● EXERCISE DESCRIPTION: Find how many lines in the data below mention "director". Give the number only.

[Dataset records]

..........

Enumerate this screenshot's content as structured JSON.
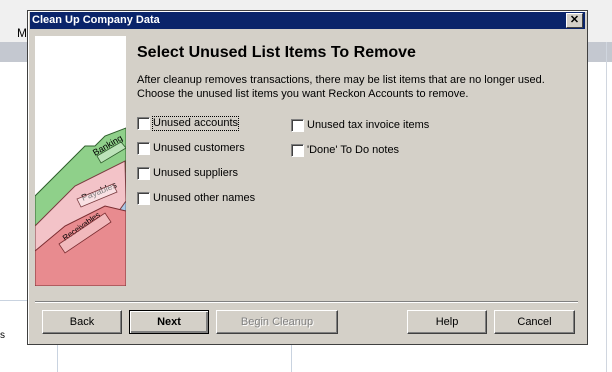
{
  "background_app": {
    "menu_fragment": "M",
    "left_fragment": "s"
  },
  "dialog": {
    "title": "Clean Up Company Data",
    "close_glyph": "✕",
    "heading": "Select Unused List Items To Remove",
    "description_line1": "After cleanup removes transactions, there may be list items that are no longer used.",
    "description_line2": "Choose the unused list items you want Reckon Accounts to remove.",
    "illustration_tabs": [
      "Banking",
      "Payables",
      "Receivables"
    ],
    "options_left": [
      {
        "label": "Unused accounts",
        "checked": false
      },
      {
        "label": "Unused customers",
        "checked": false
      },
      {
        "label": "Unused suppliers",
        "checked": false
      },
      {
        "label": "Unused other names",
        "checked": false
      }
    ],
    "options_right": [
      {
        "label": "Unused tax invoice items",
        "checked": false
      },
      {
        "label": "'Done' To Do notes",
        "checked": false
      }
    ],
    "buttons": {
      "back": "Back",
      "next": "Next",
      "begin_cleanup": "Begin Cleanup",
      "help": "Help",
      "cancel": "Cancel"
    }
  },
  "colors": {
    "dialog_face": "#d4d0c8",
    "titlebar": "#0a246a",
    "banking_folder": "#8fd08a",
    "payables_folder": "#f3c3c8",
    "receivables_folder": "#e88b8f",
    "blue_sheet": "#a9c8e8"
  }
}
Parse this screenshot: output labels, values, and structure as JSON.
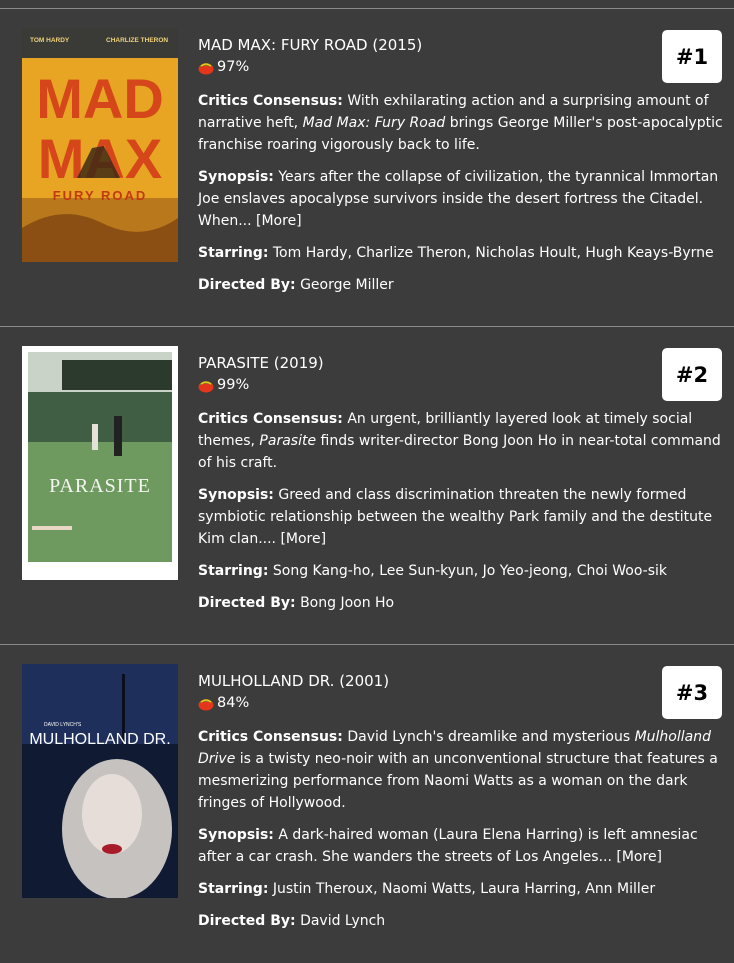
{
  "labels": {
    "consensus": "Critics Consensus:",
    "synopsis": "Synopsis:",
    "starring": "Starring:",
    "directed": "Directed By:",
    "more": "[More]"
  },
  "colors": {
    "background": "#3c3c3c",
    "divider": "#8a8a8a",
    "rank_bg": "#ffffff"
  },
  "movies": [
    {
      "title": "MAD MAX: FURY ROAD (2015)",
      "score": "97%",
      "consensus_pre": "With exhilarating action and a surprising amount of narrative heft, ",
      "consensus_em": "Mad Max: Fury Road",
      "consensus_post": " brings George Miller's post-apocalyptic franchise roaring vigorously back to life.",
      "synopsis": "Years after the collapse of civilization, the tyrannical Immortan Joe enslaves apocalypse survivors inside the desert fortress the Citadel. When... ",
      "starring": "Tom Hardy, Charlize Theron, Nicholas Hoult, Hugh Keays-Byrne",
      "director": "George Miller",
      "rank": "#1",
      "poster": {
        "top_left": "TOM HARDY",
        "top_right": "CHARLIZE THERON",
        "line1": "MAD",
        "line2": "MAX",
        "line3": "FURY ROAD"
      }
    },
    {
      "title": "PARASITE (2019)",
      "score": "99%",
      "consensus_pre": "An urgent, brilliantly layered look at timely social themes, ",
      "consensus_em": "Parasite",
      "consensus_post": " finds writer-director Bong Joon Ho in near-total command of his craft.",
      "synopsis": "Greed and class discrimination threaten the newly formed symbiotic relationship between the wealthy Park family and the destitute Kim clan.... ",
      "starring": "Song Kang-ho, Lee Sun-kyun, Jo Yeo-jeong, Choi Woo-sik",
      "director": "Bong Joon Ho",
      "rank": "#2",
      "poster": {
        "heading": "PARASITE"
      }
    },
    {
      "title": "MULHOLLAND DR. (2001)",
      "score": "84%",
      "consensus_pre": "David Lynch's dreamlike and mysterious ",
      "consensus_em": "Mulholland Drive",
      "consensus_post": " is a twisty neo-noir with an unconventional structure that features a mesmerizing performance from Naomi Watts as a woman on the dark fringes of Hollywood.",
      "synopsis": "A dark-haired woman (Laura Elena Harring) is left amnesiac after a car crash. She wanders the streets of Los Angeles... ",
      "starring": "Justin Theroux, Naomi Watts, Laura Harring, Ann Miller",
      "director": "David Lynch",
      "rank": "#3",
      "poster": {
        "small": "DAVID LYNCH'S",
        "heading": "MULHOLLAND DR."
      }
    }
  ]
}
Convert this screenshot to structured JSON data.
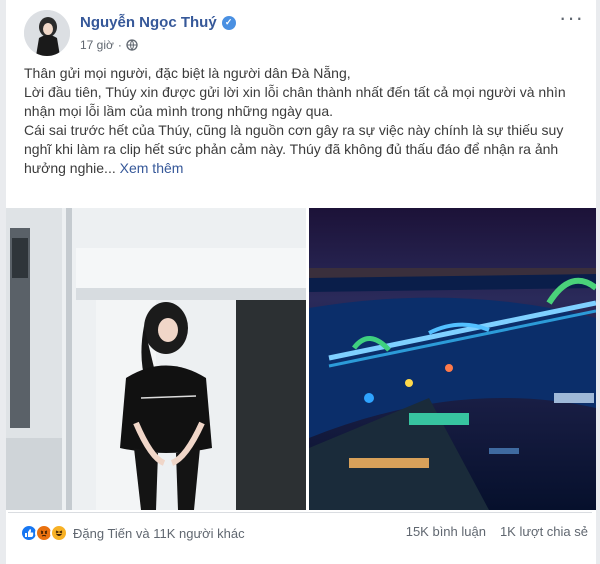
{
  "post": {
    "author": "Nguyễn Ngọc Thuý",
    "time": "17 giờ",
    "privacy_icon": "globe-icon",
    "more_icon": "more-options-icon",
    "paragraphs": [
      "Thân gửi mọi người, đặc biệt là người dân Đà Nẵng,",
      "Lời đầu tiên, Thúy xin được gửi lời xin lỗi chân thành nhất đến tất cả mọi người và nhìn nhận mọi lỗi lầm của mình trong những ngày qua.",
      "Cái sai trước hết của Thúy, cũng là nguồn cơn gây ra sự việc này chính là sự thiếu suy nghĩ khi làm ra clip hết sức phản cảm này. Thúy đã không đủ thấu đáo để nhận ra ảnh hưởng nghie..."
    ],
    "see_more": "Xem thêm"
  },
  "footer": {
    "reactions_text": "Đặng Tiến và 11K người khác",
    "comments": "15K bình luận",
    "shares": "1K lượt chia sẻ",
    "reaction_icons": [
      "like-reaction-icon",
      "angry-reaction-icon",
      "haha-reaction-icon"
    ]
  },
  "colors": {
    "author": "#365899",
    "like": "#1877f2",
    "angry": "#e9710f",
    "haha": "#f7b125"
  }
}
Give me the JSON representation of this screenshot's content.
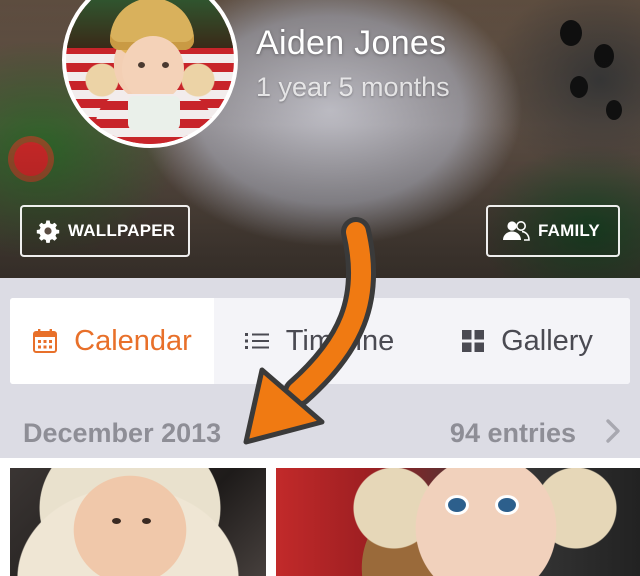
{
  "profile": {
    "name": "Aiden Jones",
    "age": "1 year 5 months"
  },
  "cover_buttons": {
    "wallpaper": {
      "label": "WALLPAPER",
      "icon": "gear-icon"
    },
    "family": {
      "label": "FAMILY",
      "icon": "people-icon"
    }
  },
  "tabs": [
    {
      "label": "Calendar",
      "icon": "calendar-icon",
      "active": true
    },
    {
      "label": "Timeline",
      "icon": "list-icon",
      "active": false
    },
    {
      "label": "Gallery",
      "icon": "grid-icon",
      "active": false
    }
  ],
  "month": {
    "title": "December 2013",
    "entries": "94 entries",
    "icon": "chevron-right-icon"
  },
  "colors": {
    "accent": "#e8702a",
    "arrow": "#f07a12",
    "muted_text": "#8e8e96",
    "background": "#dcdce4"
  }
}
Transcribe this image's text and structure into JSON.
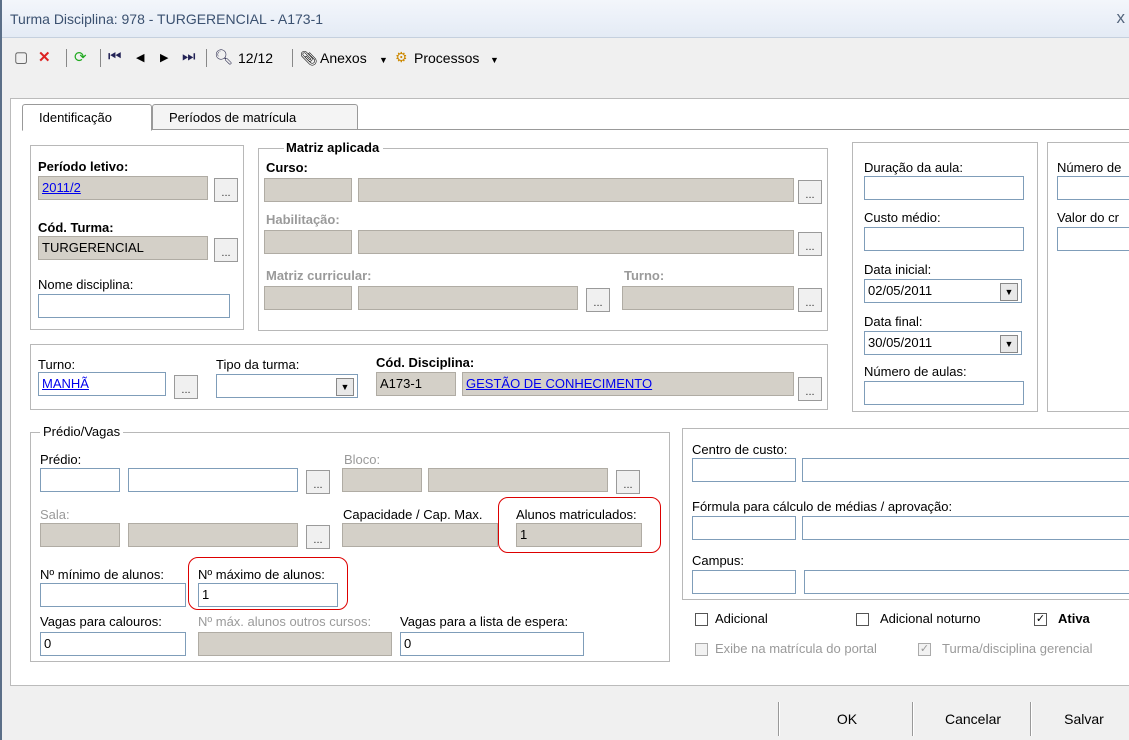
{
  "window": {
    "title": "Turma Disciplina: 978 - TURGERENCIAL - A173-1",
    "close": "x"
  },
  "toolbar": {
    "record_counter": "12/12",
    "anexos_label": "Anexos",
    "processos_label": "Processos"
  },
  "tabs": [
    {
      "label": "Identificação"
    },
    {
      "label": "Períodos de matrícula"
    }
  ],
  "periodo": {
    "periodo_label": "Período letivo:",
    "periodo_value": "2011/2",
    "turma_label": "Cód. Turma:",
    "turma_value": "TURGERENCIAL",
    "nome_label": "Nome disciplina:",
    "nome_value": ""
  },
  "matriz": {
    "title": "Matriz aplicada",
    "curso_label": "Curso:",
    "habilitacao_label": "Habilitação:",
    "matriz_curricular_label": "Matriz curricular:",
    "turno_label": "Turno:"
  },
  "aula": {
    "duracao_label": "Duração da aula:",
    "custo_label": "Custo médio:",
    "data_inicial_label": "Data inicial:",
    "data_inicial_value": "02/05/2011",
    "data_final_label": "Data final:",
    "data_final_value": "30/05/2011",
    "numero_aulas_label": "Número de aulas:",
    "numero_de_label": "Número de",
    "valor_label": "Valor do cr"
  },
  "turno_row": {
    "turno_label": "Turno:",
    "turno_value": "MANHÃ",
    "tipo_label": "Tipo da turma:",
    "tipo_value": "",
    "disciplina_label": "Cód. Disciplina:",
    "disciplina_code": "A173-1",
    "disciplina_name": "GESTÃO DE CONHECIMENTO"
  },
  "predio": {
    "group_title": "Prédio/Vagas",
    "predio_label": "Prédio:",
    "bloco_label": "Bloco:",
    "sala_label": "Sala:",
    "capacidade_label": "Capacidade / Cap. Max.",
    "alunos_label": "Alunos matriculados:",
    "alunos_value": "1",
    "min_label": "Nº mínimo de alunos:",
    "min_value": "",
    "max_label": "Nº máximo de alunos:",
    "max_value": "1",
    "calouros_label": "Vagas para calouros:",
    "calouros_value": "0",
    "outros_label": "Nº máx. alunos outros cursos:",
    "outros_value": "",
    "espera_label": "Vagas para a lista de espera:",
    "espera_value": "0"
  },
  "right": {
    "centro_label": "Centro de custo:",
    "formula_label": "Fórmula para cálculo de médias / aprovação:",
    "campus_label": "Campus:"
  },
  "checks": {
    "adicional": "Adicional",
    "adicional_noturno": "Adicional noturno",
    "ativa": "Ativa",
    "exibe": "Exibe na matrícula do portal",
    "gerencial": "Turma/disciplina gerencial"
  },
  "buttons": {
    "ok": "OK",
    "cancelar": "Cancelar",
    "salvar": "Salvar"
  },
  "colors": {
    "highlight_box": "#dd0000",
    "disabled_field": "#d4d0c8",
    "link": "#0000ee"
  }
}
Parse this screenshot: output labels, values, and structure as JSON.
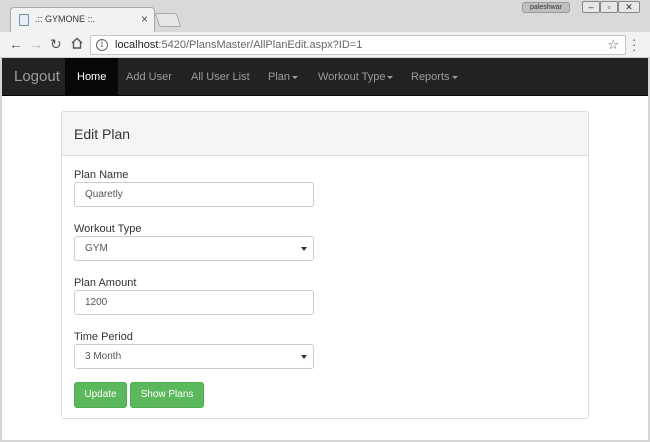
{
  "browser": {
    "tab_title": ".:: GYMONE ::.",
    "tab_close": "×",
    "user_badge": "paleshwar",
    "url_host": "localhost",
    "url_path": ":5420/PlansMaster/AllPlanEdit.aspx?ID=1",
    "window_controls": [
      "‒",
      "▫",
      "✕"
    ],
    "icons": [
      "favicon-icon",
      "back-icon",
      "forward-icon",
      "reload-icon",
      "home-icon",
      "info-icon",
      "star-icon",
      "menu-icon"
    ]
  },
  "navbar": {
    "brand": "Logout",
    "items": [
      {
        "label": "Home",
        "active": true
      },
      {
        "label": "Add User"
      },
      {
        "label": "All User List"
      },
      {
        "label": "Plan",
        "dropdown": true
      },
      {
        "label": "Workout Type",
        "dropdown": true
      },
      {
        "label": "Reports",
        "dropdown": true
      }
    ]
  },
  "panel": {
    "title": "Edit Plan",
    "fields": {
      "plan_name": {
        "label": "Plan Name",
        "value": "Quaretly"
      },
      "workout_type": {
        "label": "Workout Type",
        "value": "GYM"
      },
      "plan_amount": {
        "label": "Plan Amount",
        "value": "1200"
      },
      "time_period": {
        "label": "Time Period",
        "value": "3 Month"
      }
    },
    "buttons": {
      "update": "Update",
      "show_plans": "Show Plans"
    }
  },
  "colors": {
    "navbar_bg": "#222222",
    "button_success": "#5cb85c"
  }
}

..........

● EXERCISE ANSWER: 4